--- Begin ---

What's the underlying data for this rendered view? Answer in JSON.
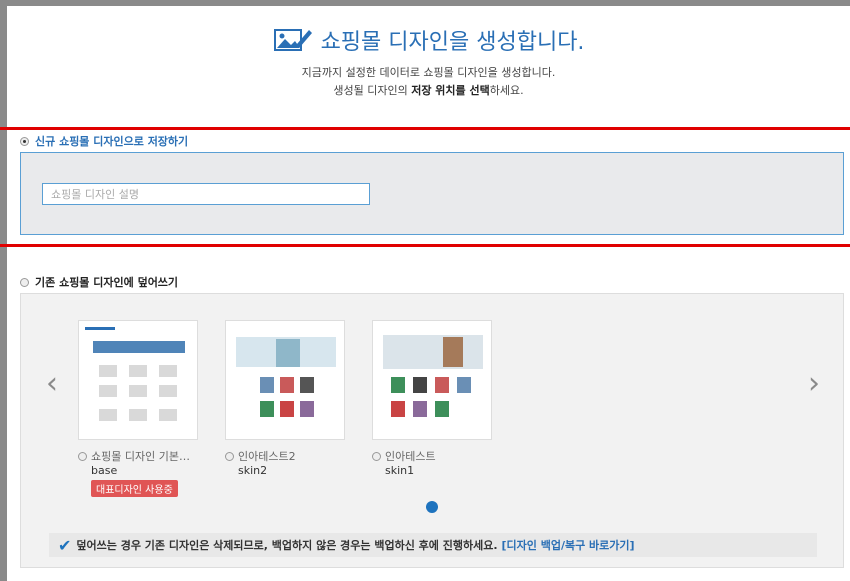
{
  "header": {
    "icon": "design-edit-icon",
    "title": "쇼핑몰 디자인을 생성합니다.",
    "desc_line1": "지금까지 설정한 데이터로 쇼핑몰 디자인을 생성합니다.",
    "desc_line2_pre": "생성될 디자인의 ",
    "desc_line2_bold": "저장 위치를 선택",
    "desc_line2_post": "하세요."
  },
  "option_new": {
    "label": "신규 쇼핑몰 디자인으로 저장하기",
    "selected": true,
    "input_placeholder": "쇼핑몰 디자인 설명",
    "input_value": ""
  },
  "option_overwrite": {
    "label": "기존 쇼핑몰 디자인에 덮어쓰기",
    "selected": false
  },
  "skins": [
    {
      "name": "쇼핑몰 디자인 기본…",
      "id": "base",
      "badge": "대표디자인 사용중"
    },
    {
      "name": "인아테스트2",
      "id": "skin2"
    },
    {
      "name": "인아테스트",
      "id": "skin1"
    }
  ],
  "carousel": {
    "prev": "‹",
    "next": "›",
    "page": 1
  },
  "notice": {
    "text": "덮어쓰는 경우 기존 디자인은 삭제되므로, 백업하지 않은 경우는 백업하신 후에 진행하세요.",
    "link": "[디자인 백업/복구 바로가기]"
  },
  "colors": {
    "accent": "#2a6fb5",
    "highlight_border": "#e00000",
    "badge": "#e05555",
    "pager_dot": "#1e73be"
  }
}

--- End ---

Every record above should be written out again exactly; the pictures stay out of the copy.

Answer to this task –
What's the underlying data for this rendered view? Answer in JSON.
{
  "header": {
    "icon": "design-edit-icon",
    "title": "쇼핑몰 디자인을 생성합니다.",
    "desc_line1": "지금까지 설정한 데이터로 쇼핑몰 디자인을 생성합니다.",
    "desc_line2_pre": "생성될 디자인의 ",
    "desc_line2_bold": "저장 위치를 선택",
    "desc_line2_post": "하세요."
  },
  "option_new": {
    "label": "신규 쇼핑몰 디자인으로 저장하기",
    "selected": true,
    "input_placeholder": "쇼핑몰 디자인 설명",
    "input_value": ""
  },
  "option_overwrite": {
    "label": "기존 쇼핑몰 디자인에 덮어쓰기",
    "selected": false
  },
  "skins": [
    {
      "name": "쇼핑몰 디자인 기본…",
      "id": "base",
      "badge": "대표디자인 사용중"
    },
    {
      "name": "인아테스트2",
      "id": "skin2"
    },
    {
      "name": "인아테스트",
      "id": "skin1"
    }
  ],
  "carousel": {
    "prev": "‹",
    "next": "›",
    "page": 1
  },
  "notice": {
    "text": "덮어쓰는 경우 기존 디자인은 삭제되므로, 백업하지 않은 경우는 백업하신 후에 진행하세요.",
    "link": "[디자인 백업/복구 바로가기]"
  },
  "colors": {
    "accent": "#2a6fb5",
    "highlight_border": "#e00000",
    "badge": "#e05555",
    "pager_dot": "#1e73be"
  }
}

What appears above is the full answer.